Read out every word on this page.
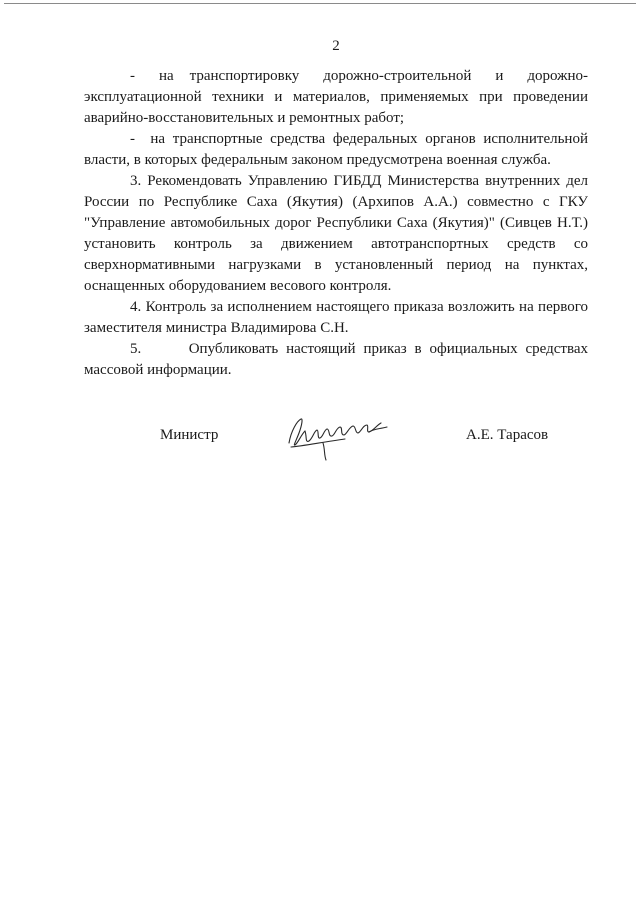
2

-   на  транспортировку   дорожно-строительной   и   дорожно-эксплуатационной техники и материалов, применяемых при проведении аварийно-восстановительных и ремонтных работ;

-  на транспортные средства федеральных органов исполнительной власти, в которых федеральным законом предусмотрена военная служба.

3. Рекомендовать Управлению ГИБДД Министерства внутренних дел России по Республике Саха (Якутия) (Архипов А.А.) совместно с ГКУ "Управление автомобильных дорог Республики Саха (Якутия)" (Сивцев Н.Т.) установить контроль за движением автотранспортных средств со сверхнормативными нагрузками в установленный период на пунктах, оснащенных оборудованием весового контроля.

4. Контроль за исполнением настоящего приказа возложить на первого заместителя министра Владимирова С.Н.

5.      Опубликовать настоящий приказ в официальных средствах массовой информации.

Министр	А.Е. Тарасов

*Description of the task:* Omitting all images, retype each line of the records precisely.

*Exercise output:*
Read out every word on this page.
2

-   на  транспортировку   дорожно-строительной   и   дорожно-эксплуатационной техники и материалов, применяемых при проведении аварийно-восстановительных и ремонтных работ;

-  на транспортные средства федеральных органов исполнительной власти, в которых федеральным законом предусмотрена военная служба.

3. Рекомендовать Управлению ГИБДД Министерства внутренних дел России по Республике Саха (Якутия) (Архипов А.А.) совместно с ГКУ "Управление автомобильных дорог Республики Саха (Якутия)" (Сивцев Н.Т.) установить контроль за движением автотранспортных средств со сверхнормативными нагрузками в установленный период на пунктах, оснащенных оборудованием весового контроля.

4. Контроль за исполнением настоящего приказа возложить на первого заместителя министра Владимирова С.Н.

5.      Опубликовать настоящий приказ в официальных средствах массовой информации.

Министр	А.Е. Тарасов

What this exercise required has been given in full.